>> begin PROVIDED INFORMATION

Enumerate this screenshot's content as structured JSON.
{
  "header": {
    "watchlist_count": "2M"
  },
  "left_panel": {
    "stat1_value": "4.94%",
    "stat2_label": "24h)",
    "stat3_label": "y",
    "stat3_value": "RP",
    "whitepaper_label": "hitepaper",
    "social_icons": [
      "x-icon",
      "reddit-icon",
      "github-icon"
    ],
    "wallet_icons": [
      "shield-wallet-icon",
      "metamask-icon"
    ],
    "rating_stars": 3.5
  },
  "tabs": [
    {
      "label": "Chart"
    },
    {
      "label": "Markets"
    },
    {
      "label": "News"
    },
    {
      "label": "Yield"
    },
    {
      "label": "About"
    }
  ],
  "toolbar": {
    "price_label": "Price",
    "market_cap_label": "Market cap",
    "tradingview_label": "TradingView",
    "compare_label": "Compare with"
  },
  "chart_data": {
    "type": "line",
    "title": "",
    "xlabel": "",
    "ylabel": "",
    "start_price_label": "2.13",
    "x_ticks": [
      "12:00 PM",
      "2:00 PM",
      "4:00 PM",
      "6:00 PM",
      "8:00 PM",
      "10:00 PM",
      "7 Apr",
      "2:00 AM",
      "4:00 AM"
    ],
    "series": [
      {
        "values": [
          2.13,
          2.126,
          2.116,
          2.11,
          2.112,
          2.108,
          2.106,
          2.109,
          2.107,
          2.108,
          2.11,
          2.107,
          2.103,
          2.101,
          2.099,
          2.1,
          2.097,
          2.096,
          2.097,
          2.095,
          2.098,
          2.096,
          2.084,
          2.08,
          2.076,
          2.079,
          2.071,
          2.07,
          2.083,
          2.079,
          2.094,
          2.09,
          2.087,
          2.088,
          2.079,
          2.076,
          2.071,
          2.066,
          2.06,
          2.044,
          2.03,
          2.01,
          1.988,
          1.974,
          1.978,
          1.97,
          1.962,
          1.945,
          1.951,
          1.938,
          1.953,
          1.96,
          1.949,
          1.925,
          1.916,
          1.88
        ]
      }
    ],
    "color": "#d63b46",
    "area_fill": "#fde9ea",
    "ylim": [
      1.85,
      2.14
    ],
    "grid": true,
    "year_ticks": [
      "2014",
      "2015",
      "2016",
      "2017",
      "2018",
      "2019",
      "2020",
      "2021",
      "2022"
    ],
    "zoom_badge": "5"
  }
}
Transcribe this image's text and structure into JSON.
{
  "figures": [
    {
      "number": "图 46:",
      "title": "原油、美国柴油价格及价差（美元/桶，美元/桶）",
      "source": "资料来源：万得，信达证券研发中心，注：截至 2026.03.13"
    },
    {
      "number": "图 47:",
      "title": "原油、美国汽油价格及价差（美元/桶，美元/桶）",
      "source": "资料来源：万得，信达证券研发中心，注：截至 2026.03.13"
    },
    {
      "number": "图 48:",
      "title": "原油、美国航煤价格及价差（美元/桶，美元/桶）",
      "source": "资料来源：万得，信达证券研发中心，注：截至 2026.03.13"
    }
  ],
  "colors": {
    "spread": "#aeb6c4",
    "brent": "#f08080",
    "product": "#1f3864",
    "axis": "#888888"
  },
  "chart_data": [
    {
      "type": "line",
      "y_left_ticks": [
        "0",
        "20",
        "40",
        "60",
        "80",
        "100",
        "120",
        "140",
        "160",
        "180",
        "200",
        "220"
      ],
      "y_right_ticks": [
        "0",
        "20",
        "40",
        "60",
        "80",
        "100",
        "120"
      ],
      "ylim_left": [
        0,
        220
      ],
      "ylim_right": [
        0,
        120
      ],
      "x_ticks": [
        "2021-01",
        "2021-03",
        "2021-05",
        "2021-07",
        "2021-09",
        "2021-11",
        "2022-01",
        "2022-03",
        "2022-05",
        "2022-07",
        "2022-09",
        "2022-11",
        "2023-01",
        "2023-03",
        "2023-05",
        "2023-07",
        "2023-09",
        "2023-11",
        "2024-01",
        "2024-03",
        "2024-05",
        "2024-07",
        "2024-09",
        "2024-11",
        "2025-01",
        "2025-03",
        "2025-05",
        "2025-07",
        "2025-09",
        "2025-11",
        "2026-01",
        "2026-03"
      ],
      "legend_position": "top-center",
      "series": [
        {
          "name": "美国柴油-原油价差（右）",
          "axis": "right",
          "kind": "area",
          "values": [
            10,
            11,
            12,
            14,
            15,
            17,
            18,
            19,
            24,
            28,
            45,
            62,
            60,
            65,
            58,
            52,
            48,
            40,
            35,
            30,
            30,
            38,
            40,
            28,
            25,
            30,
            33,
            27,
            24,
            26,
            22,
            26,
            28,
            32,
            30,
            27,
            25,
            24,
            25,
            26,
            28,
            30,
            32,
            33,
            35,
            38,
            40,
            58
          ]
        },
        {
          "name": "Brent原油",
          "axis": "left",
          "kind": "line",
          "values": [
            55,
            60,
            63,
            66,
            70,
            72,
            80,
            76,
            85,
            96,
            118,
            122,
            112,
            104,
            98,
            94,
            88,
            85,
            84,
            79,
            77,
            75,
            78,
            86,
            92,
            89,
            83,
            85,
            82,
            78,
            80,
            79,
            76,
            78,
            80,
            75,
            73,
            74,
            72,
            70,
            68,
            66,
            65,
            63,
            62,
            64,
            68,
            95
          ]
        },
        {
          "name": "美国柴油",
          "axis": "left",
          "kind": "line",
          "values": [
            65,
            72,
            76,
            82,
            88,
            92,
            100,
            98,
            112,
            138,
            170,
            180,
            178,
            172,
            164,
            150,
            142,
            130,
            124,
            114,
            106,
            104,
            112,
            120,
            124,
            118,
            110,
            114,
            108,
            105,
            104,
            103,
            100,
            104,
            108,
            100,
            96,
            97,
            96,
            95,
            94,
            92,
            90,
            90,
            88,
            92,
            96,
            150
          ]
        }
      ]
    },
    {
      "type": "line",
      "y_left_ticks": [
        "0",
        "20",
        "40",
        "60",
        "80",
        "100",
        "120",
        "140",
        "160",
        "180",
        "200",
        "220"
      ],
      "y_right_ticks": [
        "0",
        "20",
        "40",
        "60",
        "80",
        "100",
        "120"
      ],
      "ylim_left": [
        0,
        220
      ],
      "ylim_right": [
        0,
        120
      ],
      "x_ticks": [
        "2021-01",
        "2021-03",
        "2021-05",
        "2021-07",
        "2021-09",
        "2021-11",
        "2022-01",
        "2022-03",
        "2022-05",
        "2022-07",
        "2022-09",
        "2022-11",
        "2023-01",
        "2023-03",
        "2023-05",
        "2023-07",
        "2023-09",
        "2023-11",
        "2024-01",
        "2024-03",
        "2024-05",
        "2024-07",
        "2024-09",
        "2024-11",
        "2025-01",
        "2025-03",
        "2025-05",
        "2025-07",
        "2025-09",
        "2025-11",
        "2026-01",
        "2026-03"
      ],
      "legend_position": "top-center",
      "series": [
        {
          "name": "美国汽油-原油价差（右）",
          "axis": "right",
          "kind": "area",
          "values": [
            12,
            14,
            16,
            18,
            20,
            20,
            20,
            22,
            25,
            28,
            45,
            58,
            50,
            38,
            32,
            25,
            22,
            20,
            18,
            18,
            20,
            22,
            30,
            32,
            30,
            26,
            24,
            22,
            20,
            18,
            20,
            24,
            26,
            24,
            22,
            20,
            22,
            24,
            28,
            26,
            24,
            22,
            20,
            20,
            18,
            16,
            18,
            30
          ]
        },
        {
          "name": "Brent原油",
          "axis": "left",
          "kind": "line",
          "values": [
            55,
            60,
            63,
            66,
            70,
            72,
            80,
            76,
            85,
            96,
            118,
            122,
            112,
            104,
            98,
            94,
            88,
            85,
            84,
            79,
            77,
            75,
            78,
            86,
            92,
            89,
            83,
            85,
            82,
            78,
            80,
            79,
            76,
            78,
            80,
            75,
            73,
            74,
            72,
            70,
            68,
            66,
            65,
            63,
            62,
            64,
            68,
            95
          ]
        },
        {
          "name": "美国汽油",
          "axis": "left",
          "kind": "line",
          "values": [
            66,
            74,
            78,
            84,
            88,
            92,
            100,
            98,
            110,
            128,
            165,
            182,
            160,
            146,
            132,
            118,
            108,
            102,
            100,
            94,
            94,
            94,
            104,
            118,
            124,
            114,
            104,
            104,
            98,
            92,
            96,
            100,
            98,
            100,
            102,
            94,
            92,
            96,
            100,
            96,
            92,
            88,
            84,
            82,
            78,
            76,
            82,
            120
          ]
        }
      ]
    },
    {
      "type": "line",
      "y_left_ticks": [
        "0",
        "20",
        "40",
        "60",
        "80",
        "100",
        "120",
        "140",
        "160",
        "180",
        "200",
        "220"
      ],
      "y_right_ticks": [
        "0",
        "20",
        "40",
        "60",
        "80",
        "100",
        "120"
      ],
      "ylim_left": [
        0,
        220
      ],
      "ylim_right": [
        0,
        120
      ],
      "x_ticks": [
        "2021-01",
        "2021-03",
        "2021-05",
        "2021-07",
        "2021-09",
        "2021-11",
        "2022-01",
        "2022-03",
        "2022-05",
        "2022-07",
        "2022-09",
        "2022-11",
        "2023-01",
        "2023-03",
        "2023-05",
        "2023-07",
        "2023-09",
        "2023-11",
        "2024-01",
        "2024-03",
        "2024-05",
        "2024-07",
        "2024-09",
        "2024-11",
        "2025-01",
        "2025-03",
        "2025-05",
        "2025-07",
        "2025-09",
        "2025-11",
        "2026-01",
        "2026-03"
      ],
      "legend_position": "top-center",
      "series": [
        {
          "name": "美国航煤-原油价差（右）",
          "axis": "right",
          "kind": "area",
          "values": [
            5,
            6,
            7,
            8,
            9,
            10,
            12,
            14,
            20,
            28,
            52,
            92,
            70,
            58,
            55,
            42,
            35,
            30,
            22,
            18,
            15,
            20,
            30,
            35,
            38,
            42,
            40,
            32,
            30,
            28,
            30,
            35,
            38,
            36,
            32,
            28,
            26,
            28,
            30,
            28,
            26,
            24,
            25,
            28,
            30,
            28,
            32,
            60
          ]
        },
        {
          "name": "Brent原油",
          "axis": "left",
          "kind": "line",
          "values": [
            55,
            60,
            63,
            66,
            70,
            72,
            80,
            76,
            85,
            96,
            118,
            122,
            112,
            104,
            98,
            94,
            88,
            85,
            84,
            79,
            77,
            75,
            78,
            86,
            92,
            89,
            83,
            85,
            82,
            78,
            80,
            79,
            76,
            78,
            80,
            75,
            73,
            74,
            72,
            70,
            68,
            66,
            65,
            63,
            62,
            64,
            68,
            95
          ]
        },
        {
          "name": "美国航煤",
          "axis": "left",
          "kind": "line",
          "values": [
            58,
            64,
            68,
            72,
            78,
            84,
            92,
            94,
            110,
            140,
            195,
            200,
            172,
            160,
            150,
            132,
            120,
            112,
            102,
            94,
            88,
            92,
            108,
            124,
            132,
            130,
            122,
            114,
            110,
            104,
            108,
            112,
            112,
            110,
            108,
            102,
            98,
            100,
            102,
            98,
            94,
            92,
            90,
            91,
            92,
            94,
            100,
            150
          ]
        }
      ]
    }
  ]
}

>> end PROVIDED INFORMATION

■ **TASK DESCRIPTION**: Return each line where "title" shows up.

■ **IN RESPONSE**:
    "title": "",
      "title": "原油、美国柴油价格及价差（美元/桶，美元/桶）",
      "title": "原油、美国汽油价格及价差（美元/桶，美元/桶）",
      "title": "原油、美国航煤价格及价差（美元/桶，美元/桶）",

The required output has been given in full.